=== Stored data ===

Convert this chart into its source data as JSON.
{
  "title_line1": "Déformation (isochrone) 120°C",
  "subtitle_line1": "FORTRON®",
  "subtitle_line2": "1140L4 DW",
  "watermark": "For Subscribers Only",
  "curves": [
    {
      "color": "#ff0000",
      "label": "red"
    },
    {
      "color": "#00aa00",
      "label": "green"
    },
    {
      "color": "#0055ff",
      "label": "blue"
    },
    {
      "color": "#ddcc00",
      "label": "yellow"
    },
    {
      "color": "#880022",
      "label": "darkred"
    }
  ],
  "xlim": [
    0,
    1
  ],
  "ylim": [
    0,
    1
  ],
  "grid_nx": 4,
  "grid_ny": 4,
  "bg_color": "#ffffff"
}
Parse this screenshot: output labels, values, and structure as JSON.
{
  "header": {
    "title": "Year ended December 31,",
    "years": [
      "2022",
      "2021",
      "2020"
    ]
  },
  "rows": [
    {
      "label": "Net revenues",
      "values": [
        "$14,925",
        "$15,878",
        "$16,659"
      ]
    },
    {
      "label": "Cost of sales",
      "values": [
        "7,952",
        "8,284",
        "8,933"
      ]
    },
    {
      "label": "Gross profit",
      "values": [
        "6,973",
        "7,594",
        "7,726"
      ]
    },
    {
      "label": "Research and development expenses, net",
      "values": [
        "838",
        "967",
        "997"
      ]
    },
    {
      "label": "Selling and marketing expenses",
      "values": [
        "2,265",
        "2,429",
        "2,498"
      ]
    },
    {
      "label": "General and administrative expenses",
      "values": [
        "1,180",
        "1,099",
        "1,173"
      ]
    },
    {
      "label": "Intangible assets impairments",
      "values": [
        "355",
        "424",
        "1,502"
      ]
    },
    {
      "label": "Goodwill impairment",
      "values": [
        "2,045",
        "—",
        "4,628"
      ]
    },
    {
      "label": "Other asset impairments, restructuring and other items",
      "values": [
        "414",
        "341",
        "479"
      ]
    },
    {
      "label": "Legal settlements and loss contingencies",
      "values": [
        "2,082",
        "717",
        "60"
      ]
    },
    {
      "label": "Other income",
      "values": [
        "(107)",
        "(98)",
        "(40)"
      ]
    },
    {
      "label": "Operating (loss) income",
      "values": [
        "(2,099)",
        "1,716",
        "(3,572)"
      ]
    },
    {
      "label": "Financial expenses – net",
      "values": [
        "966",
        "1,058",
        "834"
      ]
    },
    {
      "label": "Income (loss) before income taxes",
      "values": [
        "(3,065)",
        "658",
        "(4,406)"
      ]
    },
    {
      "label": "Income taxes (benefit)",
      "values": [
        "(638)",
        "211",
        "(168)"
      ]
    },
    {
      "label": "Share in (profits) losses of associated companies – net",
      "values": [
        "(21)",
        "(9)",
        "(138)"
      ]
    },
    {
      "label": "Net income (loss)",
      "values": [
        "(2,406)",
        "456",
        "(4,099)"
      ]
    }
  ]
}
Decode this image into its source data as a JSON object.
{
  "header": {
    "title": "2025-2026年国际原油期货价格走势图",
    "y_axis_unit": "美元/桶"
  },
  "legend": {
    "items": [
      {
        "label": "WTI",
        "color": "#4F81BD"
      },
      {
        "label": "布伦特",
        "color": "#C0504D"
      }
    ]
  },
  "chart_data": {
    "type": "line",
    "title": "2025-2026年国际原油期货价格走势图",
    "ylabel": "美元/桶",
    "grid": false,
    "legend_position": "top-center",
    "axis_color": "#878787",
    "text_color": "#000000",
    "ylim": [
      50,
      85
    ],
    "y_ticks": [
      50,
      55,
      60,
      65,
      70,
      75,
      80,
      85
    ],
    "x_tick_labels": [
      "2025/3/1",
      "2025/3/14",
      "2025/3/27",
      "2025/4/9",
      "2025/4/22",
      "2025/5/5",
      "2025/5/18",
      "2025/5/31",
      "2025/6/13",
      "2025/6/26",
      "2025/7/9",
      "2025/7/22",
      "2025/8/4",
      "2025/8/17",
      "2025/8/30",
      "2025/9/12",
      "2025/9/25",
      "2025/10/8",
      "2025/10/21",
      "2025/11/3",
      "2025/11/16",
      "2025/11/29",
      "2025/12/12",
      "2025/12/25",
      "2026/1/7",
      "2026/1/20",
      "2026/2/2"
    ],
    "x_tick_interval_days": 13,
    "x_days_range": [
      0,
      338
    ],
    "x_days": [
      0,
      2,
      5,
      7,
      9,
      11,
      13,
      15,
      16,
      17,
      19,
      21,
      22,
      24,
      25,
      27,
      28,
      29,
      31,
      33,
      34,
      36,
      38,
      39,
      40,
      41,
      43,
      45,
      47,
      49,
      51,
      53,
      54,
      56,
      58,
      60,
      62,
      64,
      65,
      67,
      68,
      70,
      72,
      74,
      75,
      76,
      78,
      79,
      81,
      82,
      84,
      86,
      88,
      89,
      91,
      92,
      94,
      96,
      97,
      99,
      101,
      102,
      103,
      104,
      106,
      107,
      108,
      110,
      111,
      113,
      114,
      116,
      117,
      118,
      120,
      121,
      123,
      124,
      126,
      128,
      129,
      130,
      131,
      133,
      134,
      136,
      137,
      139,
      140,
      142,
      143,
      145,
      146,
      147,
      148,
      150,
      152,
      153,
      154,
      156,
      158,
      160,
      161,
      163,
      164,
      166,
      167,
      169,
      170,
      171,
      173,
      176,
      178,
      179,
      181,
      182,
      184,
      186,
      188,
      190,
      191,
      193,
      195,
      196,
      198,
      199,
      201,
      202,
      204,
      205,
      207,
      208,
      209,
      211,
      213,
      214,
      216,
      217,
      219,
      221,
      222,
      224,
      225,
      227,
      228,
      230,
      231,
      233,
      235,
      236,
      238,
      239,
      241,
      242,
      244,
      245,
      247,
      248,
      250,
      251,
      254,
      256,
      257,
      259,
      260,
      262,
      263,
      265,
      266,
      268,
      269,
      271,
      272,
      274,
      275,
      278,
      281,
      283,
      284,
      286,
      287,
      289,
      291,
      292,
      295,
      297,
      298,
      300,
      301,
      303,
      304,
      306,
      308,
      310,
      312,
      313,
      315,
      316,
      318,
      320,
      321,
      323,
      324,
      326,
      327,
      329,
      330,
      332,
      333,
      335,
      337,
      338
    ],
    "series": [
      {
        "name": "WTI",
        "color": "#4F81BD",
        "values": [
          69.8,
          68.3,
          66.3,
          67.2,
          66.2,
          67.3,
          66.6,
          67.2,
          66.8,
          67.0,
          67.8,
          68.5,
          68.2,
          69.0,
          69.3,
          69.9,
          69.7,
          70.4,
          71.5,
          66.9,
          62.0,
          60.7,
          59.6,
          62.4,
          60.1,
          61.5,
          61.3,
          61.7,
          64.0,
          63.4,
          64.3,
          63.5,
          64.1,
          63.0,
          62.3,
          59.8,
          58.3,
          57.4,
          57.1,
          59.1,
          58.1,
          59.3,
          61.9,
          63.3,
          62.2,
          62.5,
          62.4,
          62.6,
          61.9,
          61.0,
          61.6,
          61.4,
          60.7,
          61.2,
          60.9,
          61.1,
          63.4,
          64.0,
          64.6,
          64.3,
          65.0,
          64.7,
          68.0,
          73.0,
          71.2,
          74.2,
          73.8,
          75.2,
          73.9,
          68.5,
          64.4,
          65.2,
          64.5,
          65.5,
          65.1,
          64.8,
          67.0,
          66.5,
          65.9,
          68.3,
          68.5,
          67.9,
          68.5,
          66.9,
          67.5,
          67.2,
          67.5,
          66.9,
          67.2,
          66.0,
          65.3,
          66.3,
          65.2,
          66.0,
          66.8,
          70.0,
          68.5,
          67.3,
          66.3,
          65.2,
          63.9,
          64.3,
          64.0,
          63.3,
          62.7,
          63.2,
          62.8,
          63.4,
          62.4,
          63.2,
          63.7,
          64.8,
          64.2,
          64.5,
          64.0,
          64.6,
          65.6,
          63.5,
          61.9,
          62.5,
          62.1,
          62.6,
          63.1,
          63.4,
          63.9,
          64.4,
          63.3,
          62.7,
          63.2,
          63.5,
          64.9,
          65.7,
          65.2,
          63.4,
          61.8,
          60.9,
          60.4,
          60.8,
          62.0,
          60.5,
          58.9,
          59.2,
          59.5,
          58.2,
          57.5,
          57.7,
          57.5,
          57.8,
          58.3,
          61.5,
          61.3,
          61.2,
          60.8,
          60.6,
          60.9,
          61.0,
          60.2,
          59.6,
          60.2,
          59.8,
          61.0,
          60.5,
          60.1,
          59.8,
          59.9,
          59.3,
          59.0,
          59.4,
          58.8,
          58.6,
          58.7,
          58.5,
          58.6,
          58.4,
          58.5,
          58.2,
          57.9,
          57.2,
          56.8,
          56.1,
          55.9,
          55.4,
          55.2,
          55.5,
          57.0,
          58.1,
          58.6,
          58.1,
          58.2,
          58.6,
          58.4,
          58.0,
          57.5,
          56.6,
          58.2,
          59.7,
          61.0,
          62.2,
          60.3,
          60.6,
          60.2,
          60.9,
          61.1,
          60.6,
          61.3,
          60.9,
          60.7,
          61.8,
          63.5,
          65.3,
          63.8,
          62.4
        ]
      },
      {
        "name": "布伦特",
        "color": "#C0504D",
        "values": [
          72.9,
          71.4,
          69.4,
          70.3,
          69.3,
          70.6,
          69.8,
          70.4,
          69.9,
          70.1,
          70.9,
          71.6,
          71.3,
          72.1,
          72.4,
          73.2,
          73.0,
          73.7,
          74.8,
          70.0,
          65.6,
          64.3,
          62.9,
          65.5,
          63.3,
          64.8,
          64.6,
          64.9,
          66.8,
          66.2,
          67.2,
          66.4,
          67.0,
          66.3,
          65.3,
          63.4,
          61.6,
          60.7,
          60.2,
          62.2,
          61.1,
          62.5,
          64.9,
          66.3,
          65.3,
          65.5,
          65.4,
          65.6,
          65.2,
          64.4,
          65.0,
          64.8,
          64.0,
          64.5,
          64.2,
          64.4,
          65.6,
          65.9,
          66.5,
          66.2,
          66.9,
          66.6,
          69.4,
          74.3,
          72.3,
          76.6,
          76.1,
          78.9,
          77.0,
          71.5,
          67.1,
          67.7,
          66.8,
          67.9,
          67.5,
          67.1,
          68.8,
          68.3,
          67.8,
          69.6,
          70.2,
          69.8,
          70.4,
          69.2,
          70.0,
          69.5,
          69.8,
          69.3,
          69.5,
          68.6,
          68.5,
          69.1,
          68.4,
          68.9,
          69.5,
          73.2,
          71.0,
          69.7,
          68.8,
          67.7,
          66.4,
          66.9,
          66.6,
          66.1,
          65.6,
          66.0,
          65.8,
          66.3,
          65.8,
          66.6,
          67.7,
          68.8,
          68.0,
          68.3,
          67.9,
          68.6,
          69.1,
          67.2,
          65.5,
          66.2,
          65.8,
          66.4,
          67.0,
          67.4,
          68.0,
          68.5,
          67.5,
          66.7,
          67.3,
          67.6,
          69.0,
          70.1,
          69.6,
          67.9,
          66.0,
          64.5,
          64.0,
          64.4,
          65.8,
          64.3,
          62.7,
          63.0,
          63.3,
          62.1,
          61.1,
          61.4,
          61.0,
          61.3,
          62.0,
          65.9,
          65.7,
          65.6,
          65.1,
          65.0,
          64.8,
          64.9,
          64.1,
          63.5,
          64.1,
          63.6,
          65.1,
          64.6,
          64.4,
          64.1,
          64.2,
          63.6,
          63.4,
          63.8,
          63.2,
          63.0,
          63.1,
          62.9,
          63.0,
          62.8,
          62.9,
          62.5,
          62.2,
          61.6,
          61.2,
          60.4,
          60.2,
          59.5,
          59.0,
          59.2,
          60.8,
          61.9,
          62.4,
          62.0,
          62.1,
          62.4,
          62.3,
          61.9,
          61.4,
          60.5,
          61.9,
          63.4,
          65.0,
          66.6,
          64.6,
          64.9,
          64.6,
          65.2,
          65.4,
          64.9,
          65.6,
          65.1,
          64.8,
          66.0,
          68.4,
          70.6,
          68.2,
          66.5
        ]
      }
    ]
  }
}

===

* **What needs to be done**
Find the word "Other" in the data and copy out each line where it turns up.

* **Complete response**
      "label": "Other asset impairments, restructuring and other items",
      "label": "Other income",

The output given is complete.